• _INSTRUCTION_:
Quote every line as written. Omit pictures.

• _GIVEN DATA_:
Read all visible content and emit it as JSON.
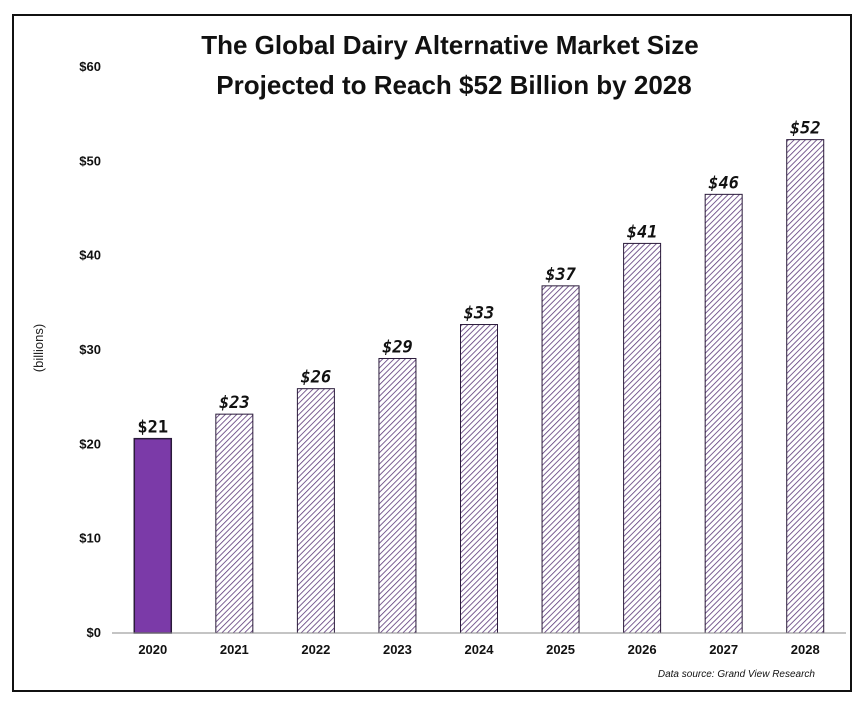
{
  "chart_data": {
    "type": "bar",
    "title_lines": [
      "The Global Dairy Alternative Market Size",
      "Projected to Reach $52 Billion by 2028"
    ],
    "ylabel": "(billions)",
    "xlabel": "",
    "categories": [
      "2020",
      "2021",
      "2022",
      "2023",
      "2024",
      "2025",
      "2026",
      "2027",
      "2028"
    ],
    "values": [
      20.6,
      23.2,
      25.9,
      29.1,
      32.7,
      36.8,
      41.3,
      46.5,
      52.3
    ],
    "data_labels": [
      "$21",
      "$23",
      "$26",
      "$29",
      "$33",
      "$37",
      "$41",
      "$46",
      "$52"
    ],
    "ylim": [
      0,
      60
    ],
    "yticks": [
      0,
      10,
      20,
      30,
      40,
      50,
      60
    ],
    "ytick_labels": [
      "$0",
      "$10",
      "$20",
      "$30",
      "$40",
      "$50",
      "$60"
    ],
    "grid": false,
    "legend": "none",
    "bar_styles": [
      "solid",
      "hatched",
      "hatched",
      "hatched",
      "hatched",
      "hatched",
      "hatched",
      "hatched",
      "hatched"
    ],
    "colors": {
      "solid_fill": "#7b3aa8",
      "hatch_stroke": "#5a3878",
      "bar_outline": "#2a1a3a"
    },
    "source_note": "Data source:  Grand View Research"
  }
}
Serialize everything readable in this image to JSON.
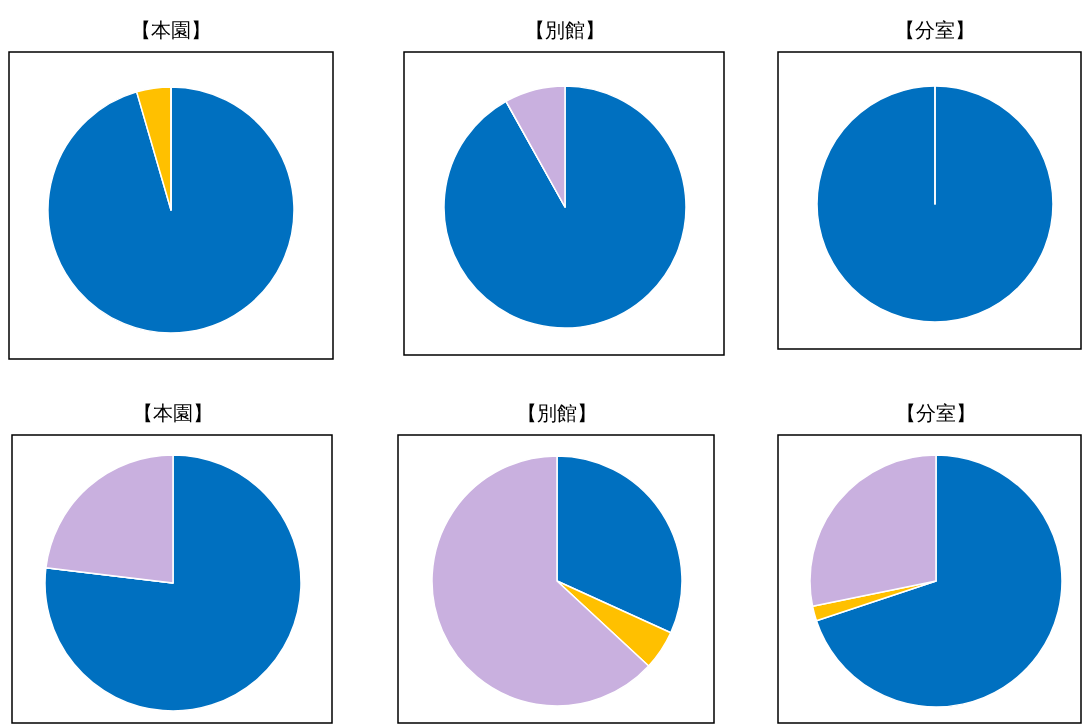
{
  "chart_data": [
    {
      "type": "pie",
      "title": "【本園】",
      "categories": [
        null,
        null,
        null
      ],
      "values": [
        95.5,
        4.5,
        0
      ],
      "colors": [
        "#0070c0",
        "#ffc000",
        "#c9b0df"
      ]
    },
    {
      "type": "pie",
      "title": "【別館】",
      "categories": [
        null,
        null,
        null
      ],
      "values": [
        91.9,
        0,
        8.1
      ],
      "colors": [
        "#0070c0",
        "#ffc000",
        "#c9b0df"
      ]
    },
    {
      "type": "pie",
      "title": "【分室】",
      "categories": [
        null,
        null,
        null
      ],
      "values": [
        100,
        0,
        0
      ],
      "colors": [
        "#0070c0",
        "#ffc000",
        "#c9b0df"
      ]
    },
    {
      "type": "pie",
      "title": "【本園】",
      "categories": [
        null,
        null,
        null
      ],
      "values": [
        76.9,
        0,
        23.1
      ],
      "colors": [
        "#0070c0",
        "#ffc000",
        "#c9b0df"
      ]
    },
    {
      "type": "pie",
      "title": "【別館】",
      "categories": [
        null,
        null,
        null
      ],
      "values": [
        31.8,
        5.1,
        63.1
      ],
      "colors": [
        "#0070c0",
        "#ffc000",
        "#c9b0df"
      ]
    },
    {
      "type": "pie",
      "title": "【分室】",
      "categories": [
        null,
        null,
        null
      ],
      "values": [
        69.9,
        1.9,
        28.2
      ],
      "colors": [
        "#0070c0",
        "#ffc000",
        "#c9b0df"
      ]
    }
  ]
}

• _THE ANSWER_:
Read all visible content and emit it as JSON.
{
  "chart_data": {
    "type": "bar",
    "title_lines": [
      "The Global Dairy Alternative Market Size",
      "Projected to Reach $52 Billion by 2028"
    ],
    "ylabel": "(billions)",
    "xlabel": "",
    "categories": [
      "2020",
      "2021",
      "2022",
      "2023",
      "2024",
      "2025",
      "2026",
      "2027",
      "2028"
    ],
    "values": [
      20.6,
      23.2,
      25.9,
      29.1,
      32.7,
      36.8,
      41.3,
      46.5,
      52.3
    ],
    "data_labels": [
      "$21",
      "$23",
      "$26",
      "$29",
      "$33",
      "$37",
      "$41",
      "$46",
      "$52"
    ],
    "ylim": [
      0,
      60
    ],
    "yticks": [
      0,
      10,
      20,
      30,
      40,
      50,
      60
    ],
    "ytick_labels": [
      "$0",
      "$10",
      "$20",
      "$30",
      "$40",
      "$50",
      "$60"
    ],
    "grid": false,
    "legend": "none",
    "bar_styles": [
      "solid",
      "hatched",
      "hatched",
      "hatched",
      "hatched",
      "hatched",
      "hatched",
      "hatched",
      "hatched"
    ],
    "colors": {
      "solid_fill": "#7b3aa8",
      "hatch_stroke": "#5a3878",
      "bar_outline": "#2a1a3a"
    },
    "source_note": "Data source:  Grand View Research"
  }
}
Serialize everything readable in this image to JSON.
{
  "chart_data": [
    {
      "type": "pie",
      "title": "【本園】",
      "categories": [
        null,
        null,
        null
      ],
      "values": [
        95.5,
        4.5,
        0
      ],
      "colors": [
        "#0070c0",
        "#ffc000",
        "#c9b0df"
      ]
    },
    {
      "type": "pie",
      "title": "【別館】",
      "categories": [
        null,
        null,
        null
      ],
      "values": [
        91.9,
        0,
        8.1
      ],
      "colors": [
        "#0070c0",
        "#ffc000",
        "#c9b0df"
      ]
    },
    {
      "type": "pie",
      "title": "【分室】",
      "categories": [
        null,
        null,
        null
      ],
      "values": [
        100,
        0,
        0
      ],
      "colors": [
        "#0070c0",
        "#ffc000",
        "#c9b0df"
      ]
    },
    {
      "type": "pie",
      "title": "【本園】",
      "categories": [
        null,
        null,
        null
      ],
      "values": [
        76.9,
        0,
        23.1
      ],
      "colors": [
        "#0070c0",
        "#ffc000",
        "#c9b0df"
      ]
    },
    {
      "type": "pie",
      "title": "【別館】",
      "categories": [
        null,
        null,
        null
      ],
      "values": [
        31.8,
        5.1,
        63.1
      ],
      "colors": [
        "#0070c0",
        "#ffc000",
        "#c9b0df"
      ]
    },
    {
      "type": "pie",
      "title": "【分室】",
      "categories": [
        null,
        null,
        null
      ],
      "values": [
        69.9,
        1.9,
        28.2
      ],
      "colors": [
        "#0070c0",
        "#ffc000",
        "#c9b0df"
      ]
    }
  ]
}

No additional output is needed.